Task goal - Copy each line of the entries beneath that contains the word "approach".

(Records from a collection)
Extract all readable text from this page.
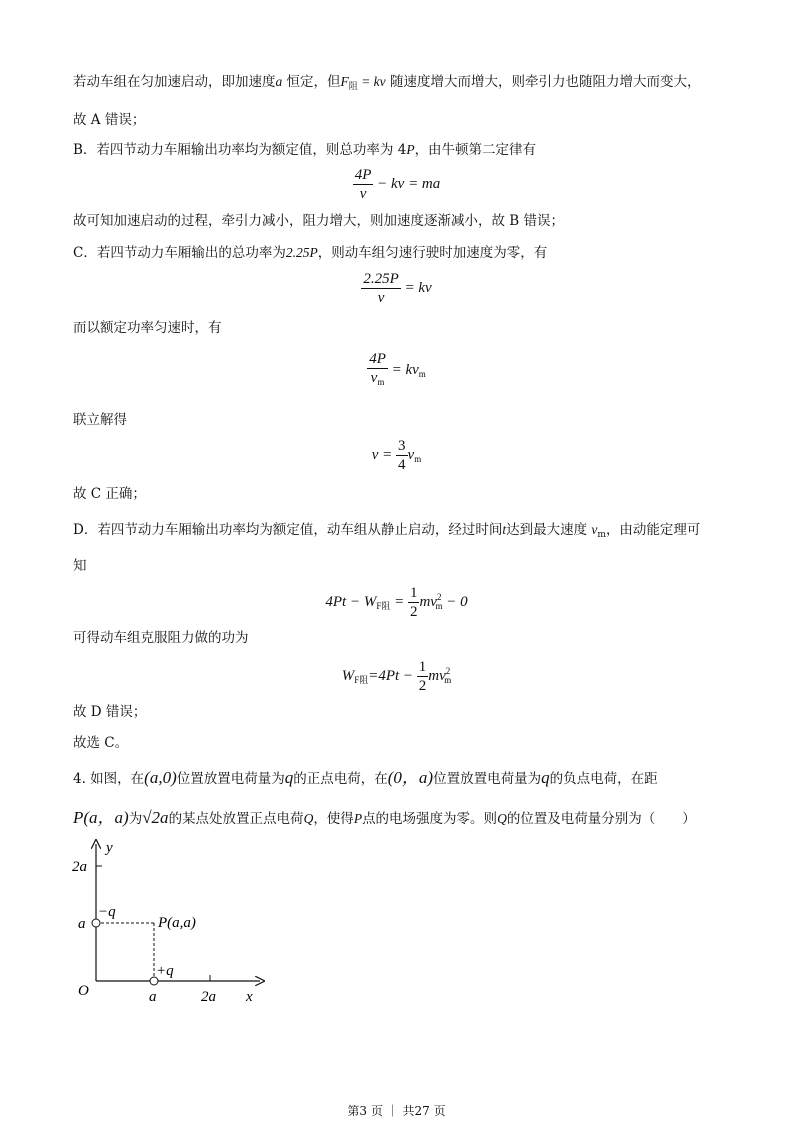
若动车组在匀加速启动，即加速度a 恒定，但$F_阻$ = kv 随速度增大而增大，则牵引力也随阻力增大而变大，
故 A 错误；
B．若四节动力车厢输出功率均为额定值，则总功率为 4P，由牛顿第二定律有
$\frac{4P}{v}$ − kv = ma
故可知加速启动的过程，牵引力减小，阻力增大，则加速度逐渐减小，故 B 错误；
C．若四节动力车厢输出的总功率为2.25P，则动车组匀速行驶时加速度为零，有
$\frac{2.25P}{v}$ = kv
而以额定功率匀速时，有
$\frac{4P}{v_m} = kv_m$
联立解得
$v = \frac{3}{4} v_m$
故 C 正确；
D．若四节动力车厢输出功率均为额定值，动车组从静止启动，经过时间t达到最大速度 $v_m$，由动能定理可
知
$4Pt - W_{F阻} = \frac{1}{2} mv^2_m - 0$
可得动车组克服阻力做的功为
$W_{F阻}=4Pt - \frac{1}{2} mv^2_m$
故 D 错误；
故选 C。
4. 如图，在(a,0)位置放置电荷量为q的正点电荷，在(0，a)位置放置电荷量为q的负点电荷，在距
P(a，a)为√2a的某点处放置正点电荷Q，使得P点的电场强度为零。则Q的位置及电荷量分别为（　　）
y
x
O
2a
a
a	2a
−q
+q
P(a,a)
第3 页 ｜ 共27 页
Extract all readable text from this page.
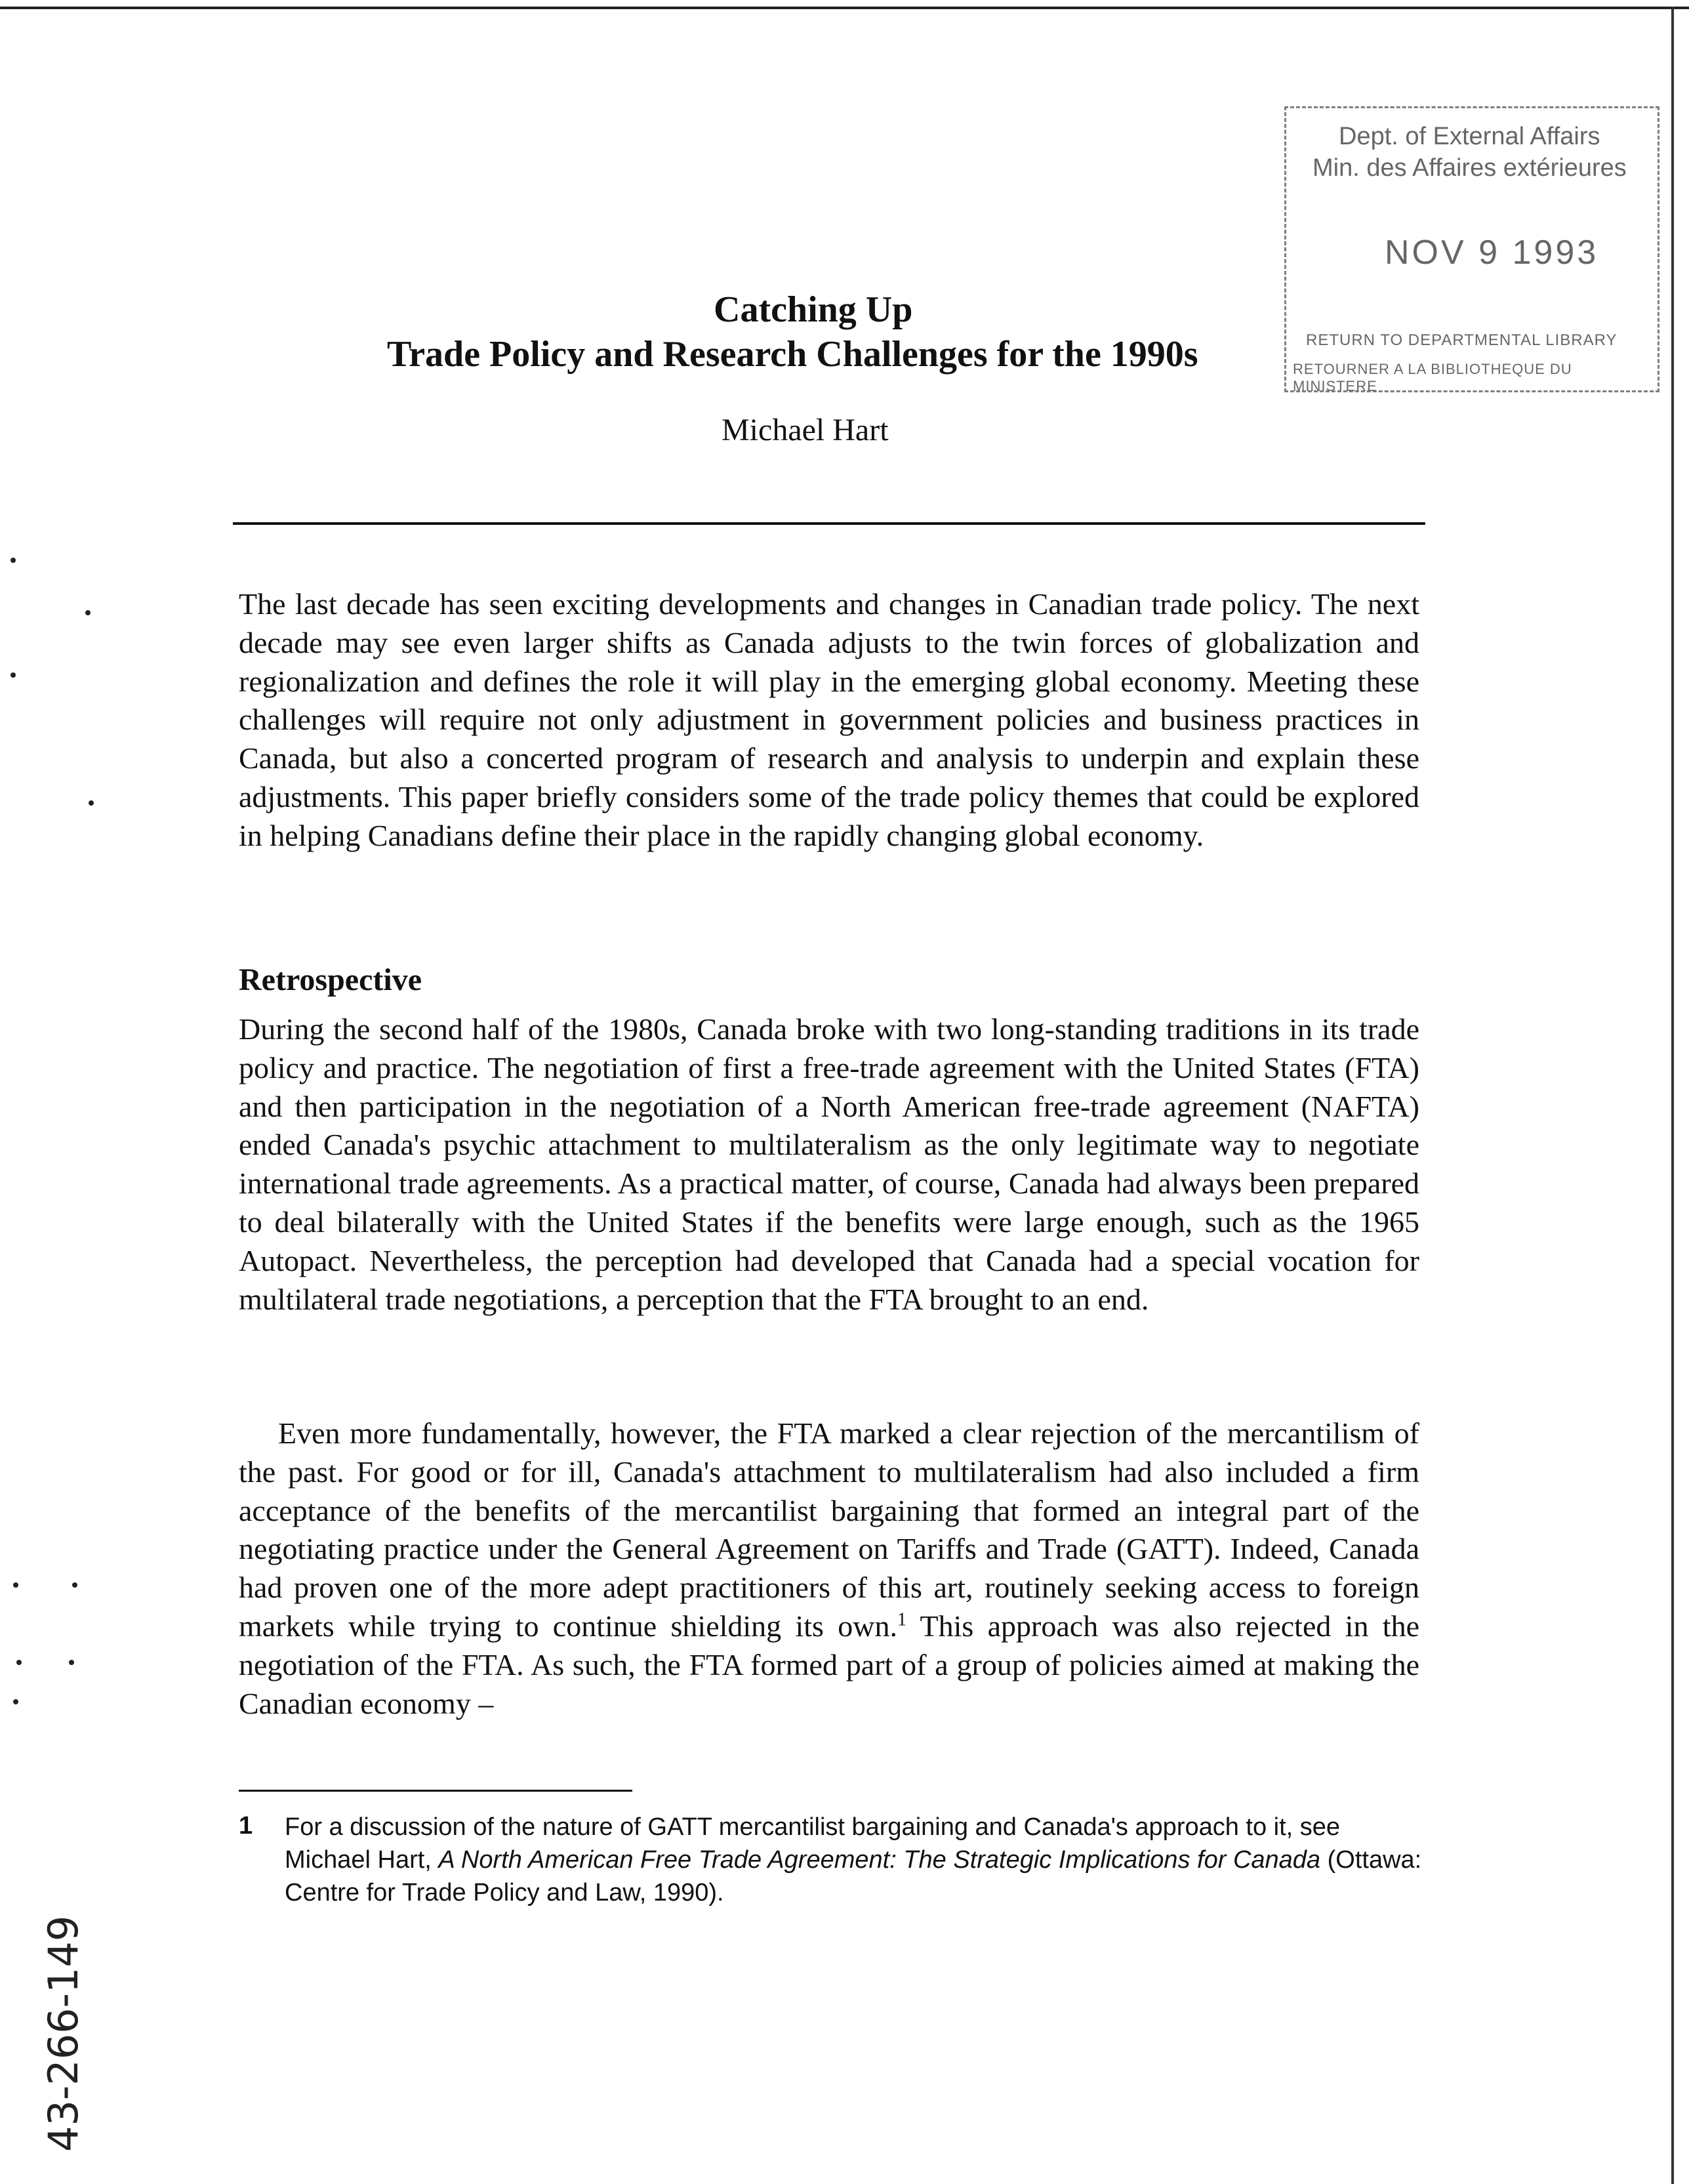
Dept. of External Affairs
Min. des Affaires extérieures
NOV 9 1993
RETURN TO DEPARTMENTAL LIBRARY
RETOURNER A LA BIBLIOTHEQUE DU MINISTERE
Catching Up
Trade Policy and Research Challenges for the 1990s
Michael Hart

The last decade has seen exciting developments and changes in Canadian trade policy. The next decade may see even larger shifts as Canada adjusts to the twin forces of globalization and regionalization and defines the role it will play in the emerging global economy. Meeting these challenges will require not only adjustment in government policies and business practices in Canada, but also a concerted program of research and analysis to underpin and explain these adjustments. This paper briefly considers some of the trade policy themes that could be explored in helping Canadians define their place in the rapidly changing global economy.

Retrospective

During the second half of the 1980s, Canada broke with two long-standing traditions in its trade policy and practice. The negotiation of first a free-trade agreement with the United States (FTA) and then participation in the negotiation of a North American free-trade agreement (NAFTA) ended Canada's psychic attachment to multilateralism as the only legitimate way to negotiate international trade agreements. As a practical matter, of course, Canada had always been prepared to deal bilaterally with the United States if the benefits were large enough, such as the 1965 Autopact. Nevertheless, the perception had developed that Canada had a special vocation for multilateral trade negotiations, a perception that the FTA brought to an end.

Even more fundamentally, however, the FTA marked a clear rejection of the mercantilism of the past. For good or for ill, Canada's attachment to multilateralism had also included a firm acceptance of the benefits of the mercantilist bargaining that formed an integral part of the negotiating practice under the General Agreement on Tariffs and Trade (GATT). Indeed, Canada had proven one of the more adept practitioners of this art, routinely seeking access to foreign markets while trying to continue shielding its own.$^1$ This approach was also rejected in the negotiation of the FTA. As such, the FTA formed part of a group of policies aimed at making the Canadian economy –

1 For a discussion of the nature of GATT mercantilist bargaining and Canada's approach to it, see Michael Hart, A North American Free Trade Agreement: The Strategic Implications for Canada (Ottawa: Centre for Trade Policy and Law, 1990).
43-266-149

...

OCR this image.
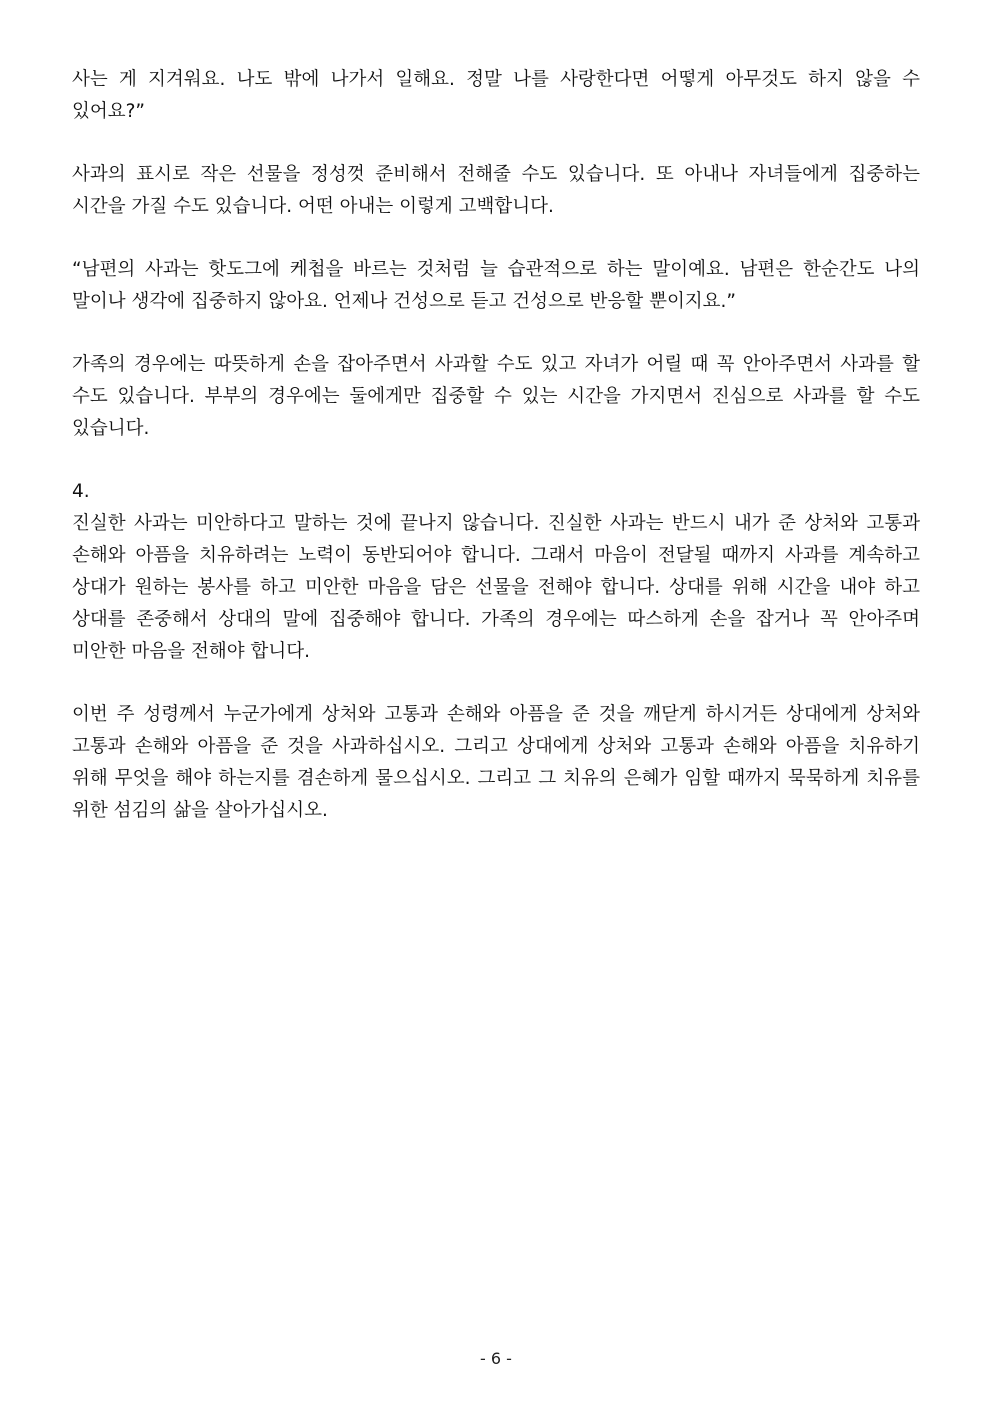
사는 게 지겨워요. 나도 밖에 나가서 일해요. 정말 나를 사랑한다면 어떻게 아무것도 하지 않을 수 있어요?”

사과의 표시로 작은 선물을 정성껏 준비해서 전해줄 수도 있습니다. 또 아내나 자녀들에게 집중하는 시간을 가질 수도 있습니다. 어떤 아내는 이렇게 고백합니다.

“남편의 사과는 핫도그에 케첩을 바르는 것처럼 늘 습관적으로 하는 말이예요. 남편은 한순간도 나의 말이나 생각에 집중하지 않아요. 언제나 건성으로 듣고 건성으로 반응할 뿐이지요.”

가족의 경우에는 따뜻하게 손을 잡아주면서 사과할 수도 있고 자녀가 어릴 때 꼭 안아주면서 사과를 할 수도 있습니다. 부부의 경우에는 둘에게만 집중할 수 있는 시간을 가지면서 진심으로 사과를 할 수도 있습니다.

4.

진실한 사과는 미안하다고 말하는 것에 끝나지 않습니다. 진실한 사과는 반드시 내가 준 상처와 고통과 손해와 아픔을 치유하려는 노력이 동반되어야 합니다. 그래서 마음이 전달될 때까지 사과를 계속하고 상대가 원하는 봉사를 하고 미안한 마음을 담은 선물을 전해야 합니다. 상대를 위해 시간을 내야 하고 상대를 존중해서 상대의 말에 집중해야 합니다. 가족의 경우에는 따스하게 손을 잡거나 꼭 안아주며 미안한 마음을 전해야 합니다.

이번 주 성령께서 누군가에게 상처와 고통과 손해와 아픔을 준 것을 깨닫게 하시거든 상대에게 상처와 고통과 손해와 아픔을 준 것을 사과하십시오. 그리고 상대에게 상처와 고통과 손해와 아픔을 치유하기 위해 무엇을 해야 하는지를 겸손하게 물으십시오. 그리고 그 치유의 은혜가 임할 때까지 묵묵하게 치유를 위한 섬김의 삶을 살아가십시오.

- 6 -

Exercise answer -
Even more fundamentally, however, the FTA marked a clear rejection of the mercantilism of the past. For good or for ill, Canada's attachment to multilateralism had also included a firm acceptance of the benefits of the mercantilist bargaining that formed an integral part of the negotiating practice under the General Agreement on Tariffs and Trade (GATT). Indeed, Canada had proven one of the more adept practitioners of this art, routinely seeking access to foreign markets while trying to continue shielding its own.$^1$ This approach was also rejected in the negotiation of the FTA. As such, the FTA formed part of a group of policies aimed at making the Canadian economy –
1 For a discussion of the nature of GATT mercantilist bargaining and Canada's approach to it, see Michael Hart, A North American Free Trade Agreement: The Strategic Implications for Canada (Ottawa: Centre for Trade Policy and Law, 1990).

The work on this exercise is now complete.